Stored items

-------------------------

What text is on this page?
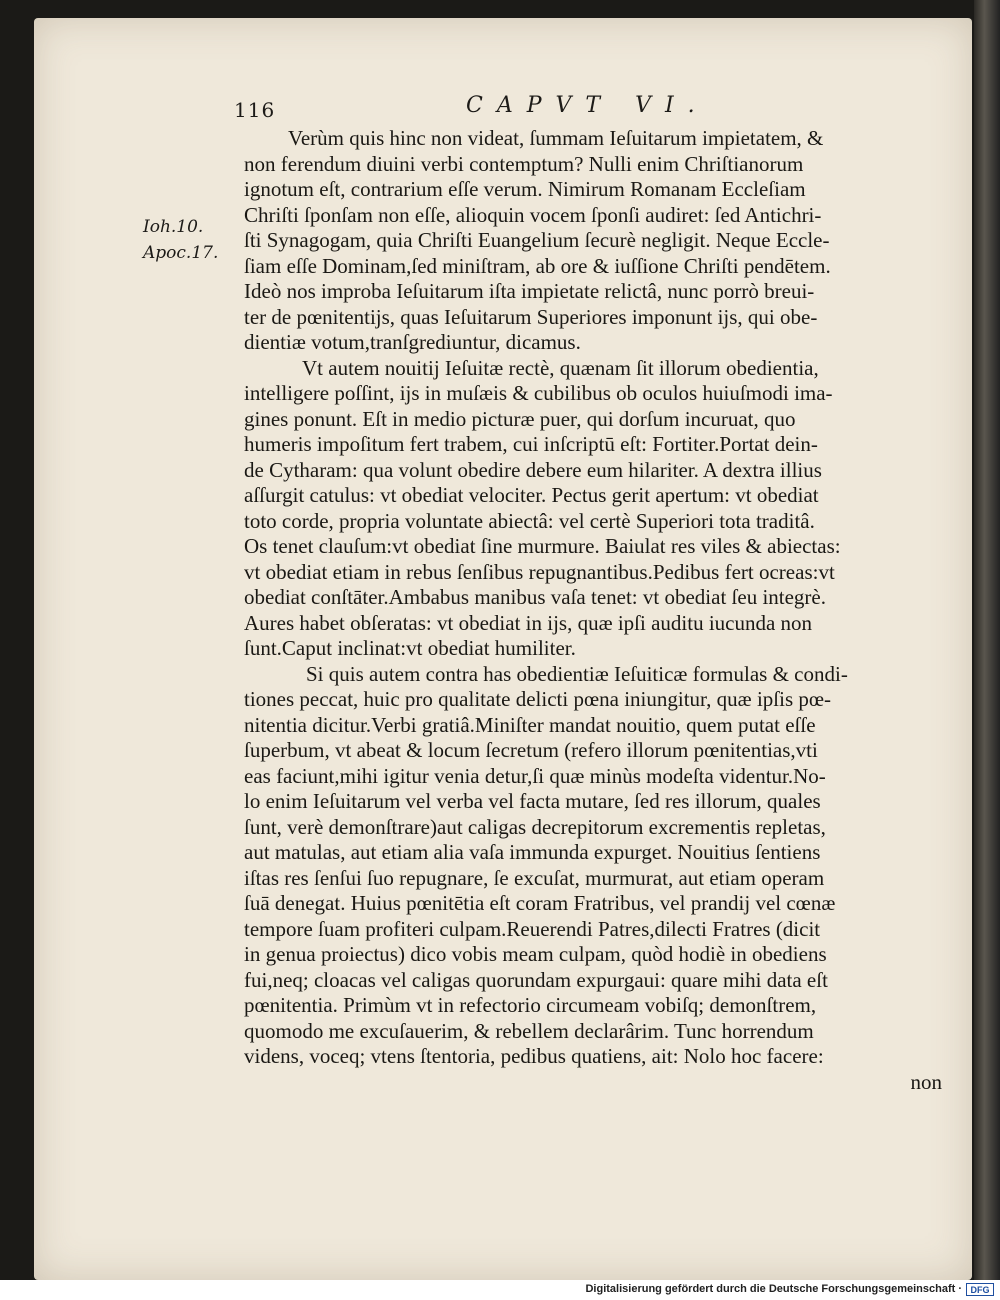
116	CAPVT VI.
Ioh.10.
Apoc.17.
Verùm quis hinc non videat, ſummam Ieſuitarum impietatem, &
non ferendum diuini verbi contemptum? Nulli enim Chriſtianorum
ignotum eſt, contrarium eſſe verum. Nimirum Romanam Eccleſiam
Chriſti ſponſam non eſſe, alioquin vocem ſponſi audiret: ſed Antichri-
ſti Synagogam, quia Chriſti Euangelium ſecurè negligit. Neque Eccle-
ſiam eſſe Dominam,ſed miniſtram, ab ore & iuſſione Chriſti pendētem.
Ideò nos improba Ieſuitarum iſta impietate relictâ, nunc porrò breui-
ter de pœnitentijs, quas Ieſuitarum Superiores imponunt ijs, qui obe-
dientiæ votum,tranſgrediuntur, dicamus.
Vt autem nouitij Ieſuitæ rectè, quænam ſit illorum obedientia,
intelligere poſſint, ijs in muſæis & cubilibus ob oculos huiuſmodi ima-
gines ponunt. Eſt in medio picturæ puer, qui dorſum incuruat, quo
humeris impoſitum fert trabem, cui inſcriptū eſt: Fortiter.Portat dein-
de Cytharam: qua volunt obedire debere eum hilariter. A dextra illius
aſſurgit catulus: vt obediat velociter. Pectus gerit apertum: vt obediat
toto corde, propria voluntate abiectâ: vel certè Superiori tota traditâ.
Os tenet clauſum:vt obediat ſine murmure. Baiulat res viles & abiectas:
vt obediat etiam in rebus ſenſibus repugnantibus.Pedibus fert ocreas:vt
obediat conſtāter.Ambabus manibus vaſa tenet: vt obediat ſeu integrè.
Aures habet obſeratas: vt obediat in ijs, quæ ipſi auditu iucunda non
ſunt.Caput inclinat:vt obediat humiliter.
Si quis autem contra has obedientiæ Ieſuiticæ formulas & condi-
tiones peccat, huic pro qualitate delicti pœna iniungitur, quæ ipſis pœ-
nitentia dicitur.Verbi gratiâ.Miniſter mandat nouitio, quem putat eſſe
ſuperbum, vt abeat & locum ſecretum (refero illorum pœnitentias,vti
eas faciunt,mihi igitur venia detur,ſi quæ minùs modeſta videntur.No-
lo enim Ieſuitarum vel verba vel facta mutare, ſed res illorum, quales
ſunt, verè demonſtrare)aut caligas decrepitorum excrementis repletas,
aut matulas, aut etiam alia vaſa immunda expurget. Nouitius ſentiens
iſtas res ſenſui ſuo repugnare, ſe excuſat, murmurat, aut etiam operam
ſuā denegat. Huius pœnitētia eſt coram Fratribus, vel prandij vel cœnæ
tempore ſuam profiteri culpam.Reuerendi Patres,dilecti Fratres (dicit
in genua proiectus) dico vobis meam culpam, quòd hodiè in obediens
fui,neq; cloacas vel caligas quorundam expurgaui: quare mihi data eſt
pœnitentia. Primùm vt in refectorio circumeam vobiſq; demonſtrem,
quomodo me excuſauerim, & rebellem declarârim. Tunc horrendum
videns, voceq; vtens ſtentoria, pedibus quatiens, ait: Nolo hoc facere:
non
Digitalisierung gefördert durch die Deutsche Forschungsgemeinschaft · DFG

-------------------------

### [Task objective]
Select the lines from the entries that include the word "Ieſuitarum".

### [Completed task]
Verùm quis hinc non videat, ſummam Ieſuitarum impietatem, &
Ideò nos improba Ieſuitarum iſta impietate relictâ, nunc porrò breui-
ter de pœnitentijs, quas Ieſuitarum Superiores imponunt ijs, qui obe-
lo enim Ieſuitarum vel verba vel facta mutare, ſed res illorum, quales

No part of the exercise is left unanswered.